# WHAT YOU HAVE TO DO
Find the word "American" in the records below. List each line containing it.

* Begin DATA SUPPLIED *

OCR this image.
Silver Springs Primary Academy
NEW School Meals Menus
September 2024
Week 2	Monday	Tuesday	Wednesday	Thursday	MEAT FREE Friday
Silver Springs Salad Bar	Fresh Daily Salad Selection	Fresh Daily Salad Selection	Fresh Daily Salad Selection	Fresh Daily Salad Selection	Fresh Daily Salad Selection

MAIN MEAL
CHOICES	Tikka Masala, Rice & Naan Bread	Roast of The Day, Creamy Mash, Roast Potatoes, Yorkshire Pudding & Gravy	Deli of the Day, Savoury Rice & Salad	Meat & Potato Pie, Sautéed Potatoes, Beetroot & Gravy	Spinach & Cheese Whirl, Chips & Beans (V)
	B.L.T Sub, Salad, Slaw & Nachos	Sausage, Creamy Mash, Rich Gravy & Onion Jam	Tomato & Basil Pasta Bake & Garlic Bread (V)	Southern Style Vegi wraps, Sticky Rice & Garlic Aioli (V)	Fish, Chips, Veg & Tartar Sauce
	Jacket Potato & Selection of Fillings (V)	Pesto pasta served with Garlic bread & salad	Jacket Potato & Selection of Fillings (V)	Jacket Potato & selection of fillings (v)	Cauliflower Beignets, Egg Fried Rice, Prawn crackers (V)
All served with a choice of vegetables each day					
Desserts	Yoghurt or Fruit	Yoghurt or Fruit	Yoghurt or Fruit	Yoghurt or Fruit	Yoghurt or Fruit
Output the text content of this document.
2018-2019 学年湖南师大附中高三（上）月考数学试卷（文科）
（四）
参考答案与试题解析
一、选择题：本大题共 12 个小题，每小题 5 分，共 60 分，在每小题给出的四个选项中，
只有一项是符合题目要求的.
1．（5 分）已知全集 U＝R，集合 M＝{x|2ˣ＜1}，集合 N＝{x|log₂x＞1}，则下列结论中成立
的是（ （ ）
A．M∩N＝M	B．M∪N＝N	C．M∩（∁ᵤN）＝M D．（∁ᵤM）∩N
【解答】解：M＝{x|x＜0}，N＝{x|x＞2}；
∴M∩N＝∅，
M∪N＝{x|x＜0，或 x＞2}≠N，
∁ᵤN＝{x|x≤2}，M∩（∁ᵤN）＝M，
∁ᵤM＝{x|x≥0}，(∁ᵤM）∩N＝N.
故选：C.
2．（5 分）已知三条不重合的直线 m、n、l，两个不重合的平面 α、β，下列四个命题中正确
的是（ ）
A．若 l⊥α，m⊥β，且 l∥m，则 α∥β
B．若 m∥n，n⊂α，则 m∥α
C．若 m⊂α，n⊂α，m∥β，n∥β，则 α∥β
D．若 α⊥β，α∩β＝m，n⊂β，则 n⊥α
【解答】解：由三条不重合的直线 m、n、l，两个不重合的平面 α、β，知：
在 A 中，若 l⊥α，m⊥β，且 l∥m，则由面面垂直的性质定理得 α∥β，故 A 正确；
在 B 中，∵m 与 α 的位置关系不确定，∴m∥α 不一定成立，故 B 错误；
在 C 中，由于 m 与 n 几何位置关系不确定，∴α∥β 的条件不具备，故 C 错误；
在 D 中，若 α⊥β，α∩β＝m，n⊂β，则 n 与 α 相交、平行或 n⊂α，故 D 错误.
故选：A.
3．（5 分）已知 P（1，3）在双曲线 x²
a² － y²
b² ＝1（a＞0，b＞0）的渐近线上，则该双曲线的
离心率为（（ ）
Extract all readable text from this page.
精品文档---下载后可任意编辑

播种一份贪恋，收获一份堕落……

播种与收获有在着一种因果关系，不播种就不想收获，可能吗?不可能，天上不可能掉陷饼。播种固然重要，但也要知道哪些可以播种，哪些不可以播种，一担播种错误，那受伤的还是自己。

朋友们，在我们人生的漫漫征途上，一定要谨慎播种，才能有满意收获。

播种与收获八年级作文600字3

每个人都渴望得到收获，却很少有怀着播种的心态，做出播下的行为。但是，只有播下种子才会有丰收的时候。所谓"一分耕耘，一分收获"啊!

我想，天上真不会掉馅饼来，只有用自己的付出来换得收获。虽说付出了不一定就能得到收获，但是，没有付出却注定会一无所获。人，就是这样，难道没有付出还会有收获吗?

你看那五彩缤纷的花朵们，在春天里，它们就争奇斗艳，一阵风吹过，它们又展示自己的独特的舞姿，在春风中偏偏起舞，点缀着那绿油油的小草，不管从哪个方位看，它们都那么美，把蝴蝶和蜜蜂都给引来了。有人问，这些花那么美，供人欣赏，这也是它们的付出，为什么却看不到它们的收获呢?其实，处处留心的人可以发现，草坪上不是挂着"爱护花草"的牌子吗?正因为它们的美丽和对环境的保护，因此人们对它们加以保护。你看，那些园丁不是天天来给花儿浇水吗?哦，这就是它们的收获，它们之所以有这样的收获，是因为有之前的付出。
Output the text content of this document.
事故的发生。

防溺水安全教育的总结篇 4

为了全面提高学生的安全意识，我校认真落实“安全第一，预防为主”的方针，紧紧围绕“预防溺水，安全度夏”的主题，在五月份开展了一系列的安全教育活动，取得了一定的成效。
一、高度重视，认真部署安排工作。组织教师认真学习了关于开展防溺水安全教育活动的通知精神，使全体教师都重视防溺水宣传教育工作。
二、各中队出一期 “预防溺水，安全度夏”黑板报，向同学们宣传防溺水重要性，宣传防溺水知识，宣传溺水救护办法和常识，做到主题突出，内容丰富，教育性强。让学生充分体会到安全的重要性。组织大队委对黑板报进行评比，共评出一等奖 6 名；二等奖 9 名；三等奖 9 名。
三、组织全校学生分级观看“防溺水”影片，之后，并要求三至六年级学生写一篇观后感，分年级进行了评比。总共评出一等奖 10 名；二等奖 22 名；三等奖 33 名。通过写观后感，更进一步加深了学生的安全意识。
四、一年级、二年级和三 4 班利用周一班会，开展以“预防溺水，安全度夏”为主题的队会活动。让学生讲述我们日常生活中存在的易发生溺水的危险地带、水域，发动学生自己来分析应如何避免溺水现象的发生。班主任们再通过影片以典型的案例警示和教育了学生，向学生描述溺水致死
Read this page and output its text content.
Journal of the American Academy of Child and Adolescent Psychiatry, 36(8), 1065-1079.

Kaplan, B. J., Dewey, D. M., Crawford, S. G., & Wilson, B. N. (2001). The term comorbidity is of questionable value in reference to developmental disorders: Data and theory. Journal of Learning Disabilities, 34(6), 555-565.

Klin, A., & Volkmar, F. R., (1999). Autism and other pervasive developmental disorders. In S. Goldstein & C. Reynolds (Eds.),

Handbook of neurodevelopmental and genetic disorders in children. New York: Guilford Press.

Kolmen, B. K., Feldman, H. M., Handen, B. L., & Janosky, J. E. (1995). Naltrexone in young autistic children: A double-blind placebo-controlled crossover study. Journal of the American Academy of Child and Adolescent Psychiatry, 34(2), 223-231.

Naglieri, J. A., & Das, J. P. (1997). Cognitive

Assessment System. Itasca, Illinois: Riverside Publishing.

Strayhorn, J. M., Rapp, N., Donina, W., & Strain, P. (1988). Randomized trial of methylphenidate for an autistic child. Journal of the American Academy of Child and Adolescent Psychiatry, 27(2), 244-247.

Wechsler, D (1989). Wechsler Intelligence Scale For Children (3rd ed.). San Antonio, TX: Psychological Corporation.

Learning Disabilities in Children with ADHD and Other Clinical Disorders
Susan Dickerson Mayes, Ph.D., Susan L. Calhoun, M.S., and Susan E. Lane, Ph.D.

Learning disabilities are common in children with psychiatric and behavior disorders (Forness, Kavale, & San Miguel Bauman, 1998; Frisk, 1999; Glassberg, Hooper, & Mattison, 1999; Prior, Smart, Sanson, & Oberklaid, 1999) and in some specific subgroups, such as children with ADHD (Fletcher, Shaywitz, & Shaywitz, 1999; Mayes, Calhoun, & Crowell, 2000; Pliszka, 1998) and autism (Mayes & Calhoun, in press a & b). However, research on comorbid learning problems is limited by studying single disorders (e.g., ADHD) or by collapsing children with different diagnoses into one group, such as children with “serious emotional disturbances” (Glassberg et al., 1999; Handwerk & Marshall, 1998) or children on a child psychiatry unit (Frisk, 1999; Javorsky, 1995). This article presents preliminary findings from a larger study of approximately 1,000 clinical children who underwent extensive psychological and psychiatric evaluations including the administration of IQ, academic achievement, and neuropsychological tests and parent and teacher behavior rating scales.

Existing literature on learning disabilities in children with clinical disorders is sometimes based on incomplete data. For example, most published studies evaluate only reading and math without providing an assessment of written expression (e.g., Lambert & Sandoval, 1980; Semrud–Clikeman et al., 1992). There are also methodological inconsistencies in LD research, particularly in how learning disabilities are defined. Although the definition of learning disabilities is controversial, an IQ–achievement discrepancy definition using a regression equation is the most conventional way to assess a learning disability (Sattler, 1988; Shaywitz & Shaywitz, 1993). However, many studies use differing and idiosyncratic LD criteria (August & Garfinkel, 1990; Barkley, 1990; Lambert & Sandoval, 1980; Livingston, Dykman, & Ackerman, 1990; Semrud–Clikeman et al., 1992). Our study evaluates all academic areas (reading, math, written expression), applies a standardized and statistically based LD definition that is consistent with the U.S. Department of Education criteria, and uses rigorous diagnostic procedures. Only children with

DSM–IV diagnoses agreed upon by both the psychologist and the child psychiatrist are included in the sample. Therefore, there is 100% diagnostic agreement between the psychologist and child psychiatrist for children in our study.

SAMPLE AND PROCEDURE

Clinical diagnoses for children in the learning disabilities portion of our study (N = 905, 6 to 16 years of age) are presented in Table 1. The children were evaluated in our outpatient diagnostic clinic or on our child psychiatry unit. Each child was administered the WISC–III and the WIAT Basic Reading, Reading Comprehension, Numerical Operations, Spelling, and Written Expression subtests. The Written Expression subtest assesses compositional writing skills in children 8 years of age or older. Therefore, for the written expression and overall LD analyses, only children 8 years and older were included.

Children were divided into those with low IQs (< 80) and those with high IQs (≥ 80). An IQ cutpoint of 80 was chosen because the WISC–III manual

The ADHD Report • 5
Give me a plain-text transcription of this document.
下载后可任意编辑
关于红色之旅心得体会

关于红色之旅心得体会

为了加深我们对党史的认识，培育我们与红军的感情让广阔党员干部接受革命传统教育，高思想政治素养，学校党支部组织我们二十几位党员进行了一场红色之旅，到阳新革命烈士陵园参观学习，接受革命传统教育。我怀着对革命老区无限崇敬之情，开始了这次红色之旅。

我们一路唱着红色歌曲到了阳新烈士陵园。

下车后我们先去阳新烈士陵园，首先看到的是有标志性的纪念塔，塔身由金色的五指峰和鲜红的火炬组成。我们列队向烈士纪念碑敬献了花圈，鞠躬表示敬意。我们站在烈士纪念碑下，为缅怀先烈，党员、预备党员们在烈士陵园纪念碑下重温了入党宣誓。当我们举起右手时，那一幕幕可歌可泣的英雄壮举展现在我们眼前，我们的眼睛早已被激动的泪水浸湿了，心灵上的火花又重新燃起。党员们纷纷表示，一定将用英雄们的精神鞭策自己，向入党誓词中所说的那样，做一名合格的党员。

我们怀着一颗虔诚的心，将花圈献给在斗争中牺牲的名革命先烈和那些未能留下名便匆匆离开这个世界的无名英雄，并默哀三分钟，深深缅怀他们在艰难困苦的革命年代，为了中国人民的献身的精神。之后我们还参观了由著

* End DATA SUPPLIED *

# REPLY TO THE TASK
Journal of the American Academy of Child and Adolescent Psychiatry, 36(8), 1065-1079.
Kolmen, B. K., Feldman, H. M., Handen, B. L., & Janosky, J. E. (1995). Naltrexone in young autistic children: A double-blind placebo-controlled crossover study. Journal of the American Academy of Child and Adolescent Psychiatry, 34(2), 223-231.
Strayhorn, J. M., Rapp, N., Donina, W., & Strain, P. (1988). Randomized trial of methylphenidate for an autistic child. Journal of the American Academy of Child and Adolescent Psychiatry, 27(2), 244-247.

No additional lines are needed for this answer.